Write out again only the lines running from the one that contains "OCR this image." to the end of the records below, including both the first and the last.

········

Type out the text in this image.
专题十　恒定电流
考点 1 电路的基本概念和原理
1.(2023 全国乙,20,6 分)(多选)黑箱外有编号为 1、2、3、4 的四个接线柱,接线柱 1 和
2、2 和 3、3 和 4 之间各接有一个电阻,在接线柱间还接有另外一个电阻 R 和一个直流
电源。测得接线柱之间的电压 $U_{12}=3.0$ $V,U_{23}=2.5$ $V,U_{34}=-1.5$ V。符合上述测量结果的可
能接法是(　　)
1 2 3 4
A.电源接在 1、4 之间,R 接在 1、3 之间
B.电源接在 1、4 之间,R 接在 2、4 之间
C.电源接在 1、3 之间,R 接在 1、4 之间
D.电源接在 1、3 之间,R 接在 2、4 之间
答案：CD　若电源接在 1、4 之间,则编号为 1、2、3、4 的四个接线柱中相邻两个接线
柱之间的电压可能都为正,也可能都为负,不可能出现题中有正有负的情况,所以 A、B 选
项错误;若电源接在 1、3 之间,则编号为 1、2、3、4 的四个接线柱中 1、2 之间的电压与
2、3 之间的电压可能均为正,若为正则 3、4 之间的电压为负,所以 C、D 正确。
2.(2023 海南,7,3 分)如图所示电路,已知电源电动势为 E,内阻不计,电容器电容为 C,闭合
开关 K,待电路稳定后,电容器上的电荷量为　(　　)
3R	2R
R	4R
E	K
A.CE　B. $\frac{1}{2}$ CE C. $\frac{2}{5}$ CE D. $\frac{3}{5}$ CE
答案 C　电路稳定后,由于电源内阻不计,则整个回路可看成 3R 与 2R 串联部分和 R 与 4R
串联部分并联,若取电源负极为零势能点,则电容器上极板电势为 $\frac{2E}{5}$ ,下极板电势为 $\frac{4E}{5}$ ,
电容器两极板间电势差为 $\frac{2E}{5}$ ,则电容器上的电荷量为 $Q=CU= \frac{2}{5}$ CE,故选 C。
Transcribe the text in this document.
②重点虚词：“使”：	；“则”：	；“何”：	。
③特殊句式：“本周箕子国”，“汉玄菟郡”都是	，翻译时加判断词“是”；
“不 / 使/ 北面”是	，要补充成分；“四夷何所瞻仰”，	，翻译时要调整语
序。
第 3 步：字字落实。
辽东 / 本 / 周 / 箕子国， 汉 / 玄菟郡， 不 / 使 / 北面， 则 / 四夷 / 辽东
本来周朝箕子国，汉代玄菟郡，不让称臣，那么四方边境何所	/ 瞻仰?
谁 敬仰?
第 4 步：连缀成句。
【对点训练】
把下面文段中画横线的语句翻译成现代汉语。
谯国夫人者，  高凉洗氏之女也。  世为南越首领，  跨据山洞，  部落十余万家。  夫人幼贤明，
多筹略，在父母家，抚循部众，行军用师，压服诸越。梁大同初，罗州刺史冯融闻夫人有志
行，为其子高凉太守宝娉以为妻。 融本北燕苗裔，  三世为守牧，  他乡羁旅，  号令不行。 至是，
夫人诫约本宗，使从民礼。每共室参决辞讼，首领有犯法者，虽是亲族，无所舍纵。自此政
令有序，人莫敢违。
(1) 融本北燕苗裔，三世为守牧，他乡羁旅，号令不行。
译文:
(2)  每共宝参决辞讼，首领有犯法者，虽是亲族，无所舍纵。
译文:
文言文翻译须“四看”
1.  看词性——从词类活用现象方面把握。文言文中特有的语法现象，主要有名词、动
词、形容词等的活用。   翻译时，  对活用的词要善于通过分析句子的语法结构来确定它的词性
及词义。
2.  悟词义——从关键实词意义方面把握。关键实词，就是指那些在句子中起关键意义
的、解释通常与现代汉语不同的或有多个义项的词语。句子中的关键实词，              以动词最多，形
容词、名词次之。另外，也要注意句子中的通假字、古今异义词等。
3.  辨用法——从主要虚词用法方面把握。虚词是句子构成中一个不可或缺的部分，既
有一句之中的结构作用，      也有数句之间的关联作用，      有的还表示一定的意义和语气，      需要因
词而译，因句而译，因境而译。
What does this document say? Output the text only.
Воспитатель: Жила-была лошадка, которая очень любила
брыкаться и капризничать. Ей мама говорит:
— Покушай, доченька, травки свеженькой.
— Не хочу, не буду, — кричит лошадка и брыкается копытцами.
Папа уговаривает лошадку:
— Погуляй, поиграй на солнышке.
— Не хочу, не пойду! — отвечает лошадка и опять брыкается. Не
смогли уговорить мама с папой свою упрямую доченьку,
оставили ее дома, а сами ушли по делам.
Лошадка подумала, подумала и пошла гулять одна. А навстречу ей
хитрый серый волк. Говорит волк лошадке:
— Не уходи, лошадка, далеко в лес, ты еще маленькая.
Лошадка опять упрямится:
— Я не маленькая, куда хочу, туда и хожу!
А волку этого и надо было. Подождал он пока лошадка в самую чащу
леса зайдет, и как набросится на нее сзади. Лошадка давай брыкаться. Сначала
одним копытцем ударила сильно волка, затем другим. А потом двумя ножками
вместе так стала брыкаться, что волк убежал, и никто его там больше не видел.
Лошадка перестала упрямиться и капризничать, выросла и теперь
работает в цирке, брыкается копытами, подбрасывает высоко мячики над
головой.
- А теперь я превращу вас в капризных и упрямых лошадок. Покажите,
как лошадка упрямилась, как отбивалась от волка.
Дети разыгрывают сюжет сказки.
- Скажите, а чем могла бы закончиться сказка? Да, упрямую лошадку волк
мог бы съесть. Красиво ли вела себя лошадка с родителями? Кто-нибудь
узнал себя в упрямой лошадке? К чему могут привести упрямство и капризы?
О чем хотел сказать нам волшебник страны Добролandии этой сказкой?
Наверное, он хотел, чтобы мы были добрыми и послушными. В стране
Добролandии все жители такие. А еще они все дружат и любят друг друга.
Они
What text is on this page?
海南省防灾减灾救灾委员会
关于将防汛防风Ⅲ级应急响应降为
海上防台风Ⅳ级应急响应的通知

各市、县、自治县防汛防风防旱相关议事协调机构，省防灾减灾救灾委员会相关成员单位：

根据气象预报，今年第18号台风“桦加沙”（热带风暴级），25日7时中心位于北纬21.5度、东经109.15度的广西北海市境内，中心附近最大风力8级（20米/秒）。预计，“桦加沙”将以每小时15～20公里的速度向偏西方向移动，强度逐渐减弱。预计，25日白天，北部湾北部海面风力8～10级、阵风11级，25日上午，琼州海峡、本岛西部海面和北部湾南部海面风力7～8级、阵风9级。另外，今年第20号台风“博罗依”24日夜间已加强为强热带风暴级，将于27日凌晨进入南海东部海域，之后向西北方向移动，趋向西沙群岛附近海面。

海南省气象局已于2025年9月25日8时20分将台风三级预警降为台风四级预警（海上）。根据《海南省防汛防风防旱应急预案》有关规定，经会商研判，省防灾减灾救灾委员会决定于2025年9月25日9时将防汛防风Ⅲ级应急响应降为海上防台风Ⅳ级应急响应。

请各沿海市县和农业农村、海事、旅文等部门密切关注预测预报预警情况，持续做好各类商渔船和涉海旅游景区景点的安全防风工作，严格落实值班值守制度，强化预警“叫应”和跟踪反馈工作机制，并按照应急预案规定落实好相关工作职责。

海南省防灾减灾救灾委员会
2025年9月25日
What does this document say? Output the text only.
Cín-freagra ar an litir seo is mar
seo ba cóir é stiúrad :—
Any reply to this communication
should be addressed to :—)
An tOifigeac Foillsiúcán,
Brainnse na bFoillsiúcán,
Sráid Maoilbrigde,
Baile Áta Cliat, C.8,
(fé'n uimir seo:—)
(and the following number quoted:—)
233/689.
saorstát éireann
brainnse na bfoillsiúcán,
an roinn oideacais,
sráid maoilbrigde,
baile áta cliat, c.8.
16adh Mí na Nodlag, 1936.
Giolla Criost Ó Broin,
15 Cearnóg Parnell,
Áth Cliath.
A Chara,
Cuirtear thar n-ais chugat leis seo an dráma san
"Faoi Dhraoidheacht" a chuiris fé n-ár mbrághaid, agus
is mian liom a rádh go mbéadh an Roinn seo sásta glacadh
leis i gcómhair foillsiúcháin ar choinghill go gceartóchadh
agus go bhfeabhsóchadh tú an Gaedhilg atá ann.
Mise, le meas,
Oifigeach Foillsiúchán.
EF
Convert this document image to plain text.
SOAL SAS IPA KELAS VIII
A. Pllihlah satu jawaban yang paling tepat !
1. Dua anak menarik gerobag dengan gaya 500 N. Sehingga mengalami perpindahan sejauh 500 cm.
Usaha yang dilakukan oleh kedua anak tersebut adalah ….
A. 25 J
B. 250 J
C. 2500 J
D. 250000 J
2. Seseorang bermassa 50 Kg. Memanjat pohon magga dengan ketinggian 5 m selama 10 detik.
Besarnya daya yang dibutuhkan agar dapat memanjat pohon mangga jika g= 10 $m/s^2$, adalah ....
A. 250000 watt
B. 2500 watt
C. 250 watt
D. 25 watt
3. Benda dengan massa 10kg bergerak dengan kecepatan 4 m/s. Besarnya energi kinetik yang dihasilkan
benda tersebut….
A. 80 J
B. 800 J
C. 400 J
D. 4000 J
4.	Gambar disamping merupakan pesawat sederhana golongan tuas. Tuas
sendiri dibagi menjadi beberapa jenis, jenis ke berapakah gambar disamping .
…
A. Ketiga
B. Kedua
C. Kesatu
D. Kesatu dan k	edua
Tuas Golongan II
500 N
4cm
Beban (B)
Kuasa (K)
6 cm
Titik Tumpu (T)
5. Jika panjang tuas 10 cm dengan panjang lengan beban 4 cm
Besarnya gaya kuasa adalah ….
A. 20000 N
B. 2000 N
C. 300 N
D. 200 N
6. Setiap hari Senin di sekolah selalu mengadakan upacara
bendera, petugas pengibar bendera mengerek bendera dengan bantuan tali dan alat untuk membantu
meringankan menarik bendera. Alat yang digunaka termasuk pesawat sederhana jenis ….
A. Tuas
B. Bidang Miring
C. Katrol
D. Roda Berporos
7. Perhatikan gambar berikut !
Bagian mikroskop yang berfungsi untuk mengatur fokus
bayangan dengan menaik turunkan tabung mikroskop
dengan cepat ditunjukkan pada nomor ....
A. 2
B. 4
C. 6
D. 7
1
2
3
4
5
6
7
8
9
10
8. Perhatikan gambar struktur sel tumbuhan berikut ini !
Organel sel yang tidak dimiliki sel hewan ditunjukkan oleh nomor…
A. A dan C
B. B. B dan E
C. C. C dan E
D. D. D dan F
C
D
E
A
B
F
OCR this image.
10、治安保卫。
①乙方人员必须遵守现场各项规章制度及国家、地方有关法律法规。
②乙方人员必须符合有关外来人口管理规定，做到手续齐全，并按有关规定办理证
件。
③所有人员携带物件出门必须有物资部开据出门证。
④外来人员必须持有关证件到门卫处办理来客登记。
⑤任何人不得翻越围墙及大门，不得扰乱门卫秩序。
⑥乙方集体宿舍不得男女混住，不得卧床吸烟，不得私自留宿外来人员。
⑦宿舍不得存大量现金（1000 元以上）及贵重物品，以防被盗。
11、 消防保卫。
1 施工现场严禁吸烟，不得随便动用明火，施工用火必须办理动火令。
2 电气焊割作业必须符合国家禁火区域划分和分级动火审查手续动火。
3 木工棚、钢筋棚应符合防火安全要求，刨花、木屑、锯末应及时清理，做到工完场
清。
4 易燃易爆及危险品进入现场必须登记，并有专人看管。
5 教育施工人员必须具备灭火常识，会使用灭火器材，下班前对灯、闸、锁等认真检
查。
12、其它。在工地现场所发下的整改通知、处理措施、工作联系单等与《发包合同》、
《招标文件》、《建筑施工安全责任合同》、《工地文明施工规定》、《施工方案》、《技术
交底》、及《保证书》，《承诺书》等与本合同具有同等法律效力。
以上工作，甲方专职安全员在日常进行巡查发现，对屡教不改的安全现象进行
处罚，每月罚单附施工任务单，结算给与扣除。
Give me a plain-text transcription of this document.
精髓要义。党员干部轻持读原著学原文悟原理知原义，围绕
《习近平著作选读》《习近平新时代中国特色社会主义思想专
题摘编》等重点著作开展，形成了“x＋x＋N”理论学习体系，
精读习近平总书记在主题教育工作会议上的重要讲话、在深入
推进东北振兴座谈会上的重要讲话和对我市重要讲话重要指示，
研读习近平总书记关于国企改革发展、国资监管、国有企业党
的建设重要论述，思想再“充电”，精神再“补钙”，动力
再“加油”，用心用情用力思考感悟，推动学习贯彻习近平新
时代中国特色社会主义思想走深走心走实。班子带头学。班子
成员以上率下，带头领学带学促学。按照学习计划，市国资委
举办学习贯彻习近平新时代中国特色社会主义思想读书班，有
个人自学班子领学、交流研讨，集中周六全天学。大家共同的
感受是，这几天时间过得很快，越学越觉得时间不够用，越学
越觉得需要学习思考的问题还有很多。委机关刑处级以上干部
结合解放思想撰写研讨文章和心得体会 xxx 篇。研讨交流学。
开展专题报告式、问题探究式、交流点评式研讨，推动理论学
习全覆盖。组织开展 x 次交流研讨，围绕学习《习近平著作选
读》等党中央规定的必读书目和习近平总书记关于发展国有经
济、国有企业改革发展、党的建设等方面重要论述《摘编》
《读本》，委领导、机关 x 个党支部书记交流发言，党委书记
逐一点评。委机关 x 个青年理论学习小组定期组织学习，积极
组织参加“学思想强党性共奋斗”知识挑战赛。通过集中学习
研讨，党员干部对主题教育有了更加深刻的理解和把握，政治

········

* _Written solution_:
OCR this image.
10、治安保卫。
①乙方人员必须遵守现场各项规章制度及国家、地方有关法律法规。
②乙方人员必须符合有关外来人口管理规定，做到手续齐全，并按有关规定办理证
件。
③所有人员携带物件出门必须有物资部开据出门证。
④外来人员必须持有关证件到门卫处办理来客登记。
⑤任何人不得翻越围墙及大门，不得扰乱门卫秩序。
⑥乙方集体宿舍不得男女混住，不得卧床吸烟，不得私自留宿外来人员。
⑦宿舍不得存大量现金（1000 元以上）及贵重物品，以防被盗。
11、 消防保卫。
1 施工现场严禁吸烟，不得随便动用明火，施工用火必须办理动火令。
2 电气焊割作业必须符合国家禁火区域划分和分级动火审查手续动火。
3 木工棚、钢筋棚应符合防火安全要求，刨花、木屑、锯末应及时清理，做到工完场
清。
4 易燃易爆及危险品进入现场必须登记，并有专人看管。
5 教育施工人员必须具备灭火常识，会使用灭火器材，下班前对灯、闸、锁等认真检
查。
12、其它。在工地现场所发下的整改通知、处理措施、工作联系单等与《发包合同》、
《招标文件》、《建筑施工安全责任合同》、《工地文明施工规定》、《施工方案》、《技术
交底》、及《保证书》，《承诺书》等与本合同具有同等法律效力。
以上工作，甲方专职安全员在日常进行巡查发现，对屡教不改的安全现象进行
处罚，每月罚单附施工任务单，结算给与扣除。
Give me a plain-text transcription of this document.
精髓要义。党员干部轻持读原著学原文悟原理知原义，围绕
《习近平著作选读》《习近平新时代中国特色社会主义思想专
题摘编》等重点著作开展，形成了“x＋x＋N”理论学习体系，
精读习近平总书记在主题教育工作会议上的重要讲话、在深入
推进东北振兴座谈会上的重要讲话和对我市重要讲话重要指示，
研读习近平总书记关于国企改革发展、国资监管、国有企业党
的建设重要论述，思想再“充电”，精神再“补钙”，动力
再“加油”，用心用情用力思考感悟，推动学习贯彻习近平新
时代中国特色社会主义思想走深走心走实。班子带头学。班子
成员以上率下，带头领学带学促学。按照学习计划，市国资委
举办学习贯彻习近平新时代中国特色社会主义思想读书班，有
个人自学班子领学、交流研讨，集中周六全天学。大家共同的
感受是，这几天时间过得很快，越学越觉得时间不够用，越学
越觉得需要学习思考的问题还有很多。委机关刑处级以上干部
结合解放思想撰写研讨文章和心得体会 xxx 篇。研讨交流学。
开展专题报告式、问题探究式、交流点评式研讨，推动理论学
习全覆盖。组织开展 x 次交流研讨，围绕学习《习近平著作选
读》等党中央规定的必读书目和习近平总书记关于发展国有经
济、国有企业改革发展、党的建设等方面重要论述《摘编》
《读本》，委领导、机关 x 个党支部书记交流发言，党委书记
逐一点评。委机关 x 个青年理论学习小组定期组织学习，积极
组织参加“学思想强党性共奋斗”知识挑战赛。通过集中学习
研讨，党员干部对主题教育有了更加深刻的理解和把握，政治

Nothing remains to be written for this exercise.